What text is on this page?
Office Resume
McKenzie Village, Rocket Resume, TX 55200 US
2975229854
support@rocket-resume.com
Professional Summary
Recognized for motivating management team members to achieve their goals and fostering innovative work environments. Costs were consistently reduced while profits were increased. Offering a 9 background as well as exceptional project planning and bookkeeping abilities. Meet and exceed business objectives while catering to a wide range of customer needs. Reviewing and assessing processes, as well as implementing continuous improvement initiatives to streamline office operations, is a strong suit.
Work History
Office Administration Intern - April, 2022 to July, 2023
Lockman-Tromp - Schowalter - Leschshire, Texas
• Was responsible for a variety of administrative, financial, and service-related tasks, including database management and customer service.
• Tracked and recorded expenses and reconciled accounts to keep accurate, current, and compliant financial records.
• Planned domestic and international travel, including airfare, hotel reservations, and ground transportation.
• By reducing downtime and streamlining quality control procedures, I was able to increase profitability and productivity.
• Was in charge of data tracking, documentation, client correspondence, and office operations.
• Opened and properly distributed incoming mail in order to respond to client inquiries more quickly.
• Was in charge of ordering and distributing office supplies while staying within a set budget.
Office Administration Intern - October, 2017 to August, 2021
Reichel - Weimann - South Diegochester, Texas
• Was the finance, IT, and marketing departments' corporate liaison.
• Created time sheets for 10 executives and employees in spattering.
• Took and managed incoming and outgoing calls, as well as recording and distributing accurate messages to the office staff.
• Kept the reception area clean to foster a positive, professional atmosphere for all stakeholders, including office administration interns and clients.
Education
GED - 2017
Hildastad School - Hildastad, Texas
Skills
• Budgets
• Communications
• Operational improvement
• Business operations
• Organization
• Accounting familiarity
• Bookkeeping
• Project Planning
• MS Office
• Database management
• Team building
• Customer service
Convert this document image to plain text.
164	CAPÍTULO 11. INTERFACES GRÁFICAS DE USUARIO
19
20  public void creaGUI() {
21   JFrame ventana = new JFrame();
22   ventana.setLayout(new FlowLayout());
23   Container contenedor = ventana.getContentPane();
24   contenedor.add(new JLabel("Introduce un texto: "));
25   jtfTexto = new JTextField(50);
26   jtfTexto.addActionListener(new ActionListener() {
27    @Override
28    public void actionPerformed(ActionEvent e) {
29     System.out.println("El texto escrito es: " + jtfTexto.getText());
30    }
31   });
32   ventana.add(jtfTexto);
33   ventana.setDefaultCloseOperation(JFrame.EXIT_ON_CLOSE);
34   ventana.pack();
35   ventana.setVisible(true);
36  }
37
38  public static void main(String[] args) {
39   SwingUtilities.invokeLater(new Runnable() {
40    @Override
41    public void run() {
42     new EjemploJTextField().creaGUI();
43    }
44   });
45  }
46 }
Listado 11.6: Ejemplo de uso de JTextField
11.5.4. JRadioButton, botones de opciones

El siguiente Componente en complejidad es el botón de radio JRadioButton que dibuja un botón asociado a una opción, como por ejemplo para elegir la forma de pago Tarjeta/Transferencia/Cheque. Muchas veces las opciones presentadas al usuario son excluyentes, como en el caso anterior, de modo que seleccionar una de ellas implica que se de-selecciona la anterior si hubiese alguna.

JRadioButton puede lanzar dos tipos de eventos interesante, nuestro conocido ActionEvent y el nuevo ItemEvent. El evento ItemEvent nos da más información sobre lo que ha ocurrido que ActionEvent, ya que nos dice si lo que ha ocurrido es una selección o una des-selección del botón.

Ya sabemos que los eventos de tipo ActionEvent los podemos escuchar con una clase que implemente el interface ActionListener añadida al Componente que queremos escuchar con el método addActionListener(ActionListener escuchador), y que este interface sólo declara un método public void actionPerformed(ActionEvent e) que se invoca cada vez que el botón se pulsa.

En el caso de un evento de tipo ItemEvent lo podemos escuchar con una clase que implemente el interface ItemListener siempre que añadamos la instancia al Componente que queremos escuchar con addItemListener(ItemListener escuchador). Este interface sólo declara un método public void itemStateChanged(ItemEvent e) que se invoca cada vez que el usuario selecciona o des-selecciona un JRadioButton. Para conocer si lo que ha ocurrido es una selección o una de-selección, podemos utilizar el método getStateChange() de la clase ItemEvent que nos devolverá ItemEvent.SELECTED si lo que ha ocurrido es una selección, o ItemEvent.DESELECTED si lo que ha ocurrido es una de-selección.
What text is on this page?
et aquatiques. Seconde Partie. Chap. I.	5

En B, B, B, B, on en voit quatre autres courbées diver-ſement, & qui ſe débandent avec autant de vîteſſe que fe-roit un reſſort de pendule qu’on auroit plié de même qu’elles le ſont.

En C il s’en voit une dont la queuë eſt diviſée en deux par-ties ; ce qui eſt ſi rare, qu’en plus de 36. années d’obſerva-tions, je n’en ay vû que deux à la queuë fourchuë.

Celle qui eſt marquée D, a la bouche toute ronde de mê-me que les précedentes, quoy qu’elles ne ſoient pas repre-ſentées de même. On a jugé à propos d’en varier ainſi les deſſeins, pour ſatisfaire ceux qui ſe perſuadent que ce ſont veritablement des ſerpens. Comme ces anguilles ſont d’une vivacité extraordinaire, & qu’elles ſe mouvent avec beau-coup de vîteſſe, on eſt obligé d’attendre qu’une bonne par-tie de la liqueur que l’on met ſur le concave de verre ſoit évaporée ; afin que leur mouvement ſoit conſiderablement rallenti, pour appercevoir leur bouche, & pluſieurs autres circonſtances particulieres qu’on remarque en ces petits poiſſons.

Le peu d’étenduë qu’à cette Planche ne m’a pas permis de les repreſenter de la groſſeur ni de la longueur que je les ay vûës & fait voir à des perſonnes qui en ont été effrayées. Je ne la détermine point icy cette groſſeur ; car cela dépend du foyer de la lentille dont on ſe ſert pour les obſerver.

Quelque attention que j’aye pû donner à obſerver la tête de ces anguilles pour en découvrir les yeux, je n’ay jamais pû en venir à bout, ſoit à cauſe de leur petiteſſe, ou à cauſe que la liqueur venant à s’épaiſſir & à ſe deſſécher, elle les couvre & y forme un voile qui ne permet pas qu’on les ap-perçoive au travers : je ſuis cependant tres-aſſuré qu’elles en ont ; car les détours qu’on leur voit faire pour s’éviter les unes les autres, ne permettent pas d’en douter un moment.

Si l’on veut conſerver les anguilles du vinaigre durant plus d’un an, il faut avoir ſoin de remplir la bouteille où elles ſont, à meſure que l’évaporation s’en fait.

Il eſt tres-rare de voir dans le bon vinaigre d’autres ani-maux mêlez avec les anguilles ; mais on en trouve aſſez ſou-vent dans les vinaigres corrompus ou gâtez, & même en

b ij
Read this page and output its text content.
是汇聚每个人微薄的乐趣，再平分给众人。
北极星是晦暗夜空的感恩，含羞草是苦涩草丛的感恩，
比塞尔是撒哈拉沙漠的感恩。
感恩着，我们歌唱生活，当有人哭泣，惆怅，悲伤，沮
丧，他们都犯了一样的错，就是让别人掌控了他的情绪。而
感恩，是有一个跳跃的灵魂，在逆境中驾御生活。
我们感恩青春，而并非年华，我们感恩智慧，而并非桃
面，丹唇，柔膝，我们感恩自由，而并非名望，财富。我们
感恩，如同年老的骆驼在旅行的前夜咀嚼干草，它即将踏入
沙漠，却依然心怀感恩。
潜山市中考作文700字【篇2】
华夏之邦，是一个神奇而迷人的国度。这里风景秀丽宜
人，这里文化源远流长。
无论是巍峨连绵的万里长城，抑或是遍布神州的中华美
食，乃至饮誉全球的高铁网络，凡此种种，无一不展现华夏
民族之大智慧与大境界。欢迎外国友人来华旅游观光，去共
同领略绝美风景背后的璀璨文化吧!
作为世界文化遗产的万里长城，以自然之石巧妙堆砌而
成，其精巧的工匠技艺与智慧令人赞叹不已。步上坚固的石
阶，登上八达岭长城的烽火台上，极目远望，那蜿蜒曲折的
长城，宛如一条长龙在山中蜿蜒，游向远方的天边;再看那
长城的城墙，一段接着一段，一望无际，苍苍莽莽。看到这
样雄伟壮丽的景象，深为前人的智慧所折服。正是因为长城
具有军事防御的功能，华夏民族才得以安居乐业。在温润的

★ ★ ★ ★ ★ ★ ★

» **Exercise details**: From the line containing "Read this page and output its text content." down to the last line, reproduce the records exactly. Include both ends.

» **Task response**:
Read this page and output its text content.
是汇聚每个人微薄的乐趣，再平分给众人。
北极星是晦暗夜空的感恩，含羞草是苦涩草丛的感恩，
比塞尔是撒哈拉沙漠的感恩。
感恩着，我们歌唱生活，当有人哭泣，惆怅，悲伤，沮
丧，他们都犯了一样的错，就是让别人掌控了他的情绪。而
感恩，是有一个跳跃的灵魂，在逆境中驾御生活。
我们感恩青春，而并非年华，我们感恩智慧，而并非桃
面，丹唇，柔膝，我们感恩自由，而并非名望，财富。我们
感恩，如同年老的骆驼在旅行的前夜咀嚼干草，它即将踏入
沙漠，却依然心怀感恩。
潜山市中考作文700字【篇2】
华夏之邦，是一个神奇而迷人的国度。这里风景秀丽宜
人，这里文化源远流长。
无论是巍峨连绵的万里长城，抑或是遍布神州的中华美
食，乃至饮誉全球的高铁网络，凡此种种，无一不展现华夏
民族之大智慧与大境界。欢迎外国友人来华旅游观光，去共
同领略绝美风景背后的璀璨文化吧!
作为世界文化遗产的万里长城，以自然之石巧妙堆砌而
成，其精巧的工匠技艺与智慧令人赞叹不已。步上坚固的石
阶，登上八达岭长城的烽火台上，极目远望，那蜿蜒曲折的
长城，宛如一条长龙在山中蜿蜒，游向远方的天边;再看那
长城的城墙，一段接着一段，一望无际，苍苍莽莽。看到这
样雄伟壮丽的景象，深为前人的智慧所折服。正是因为长城
具有军事防御的功能，华夏民族才得以安居乐业。在温润的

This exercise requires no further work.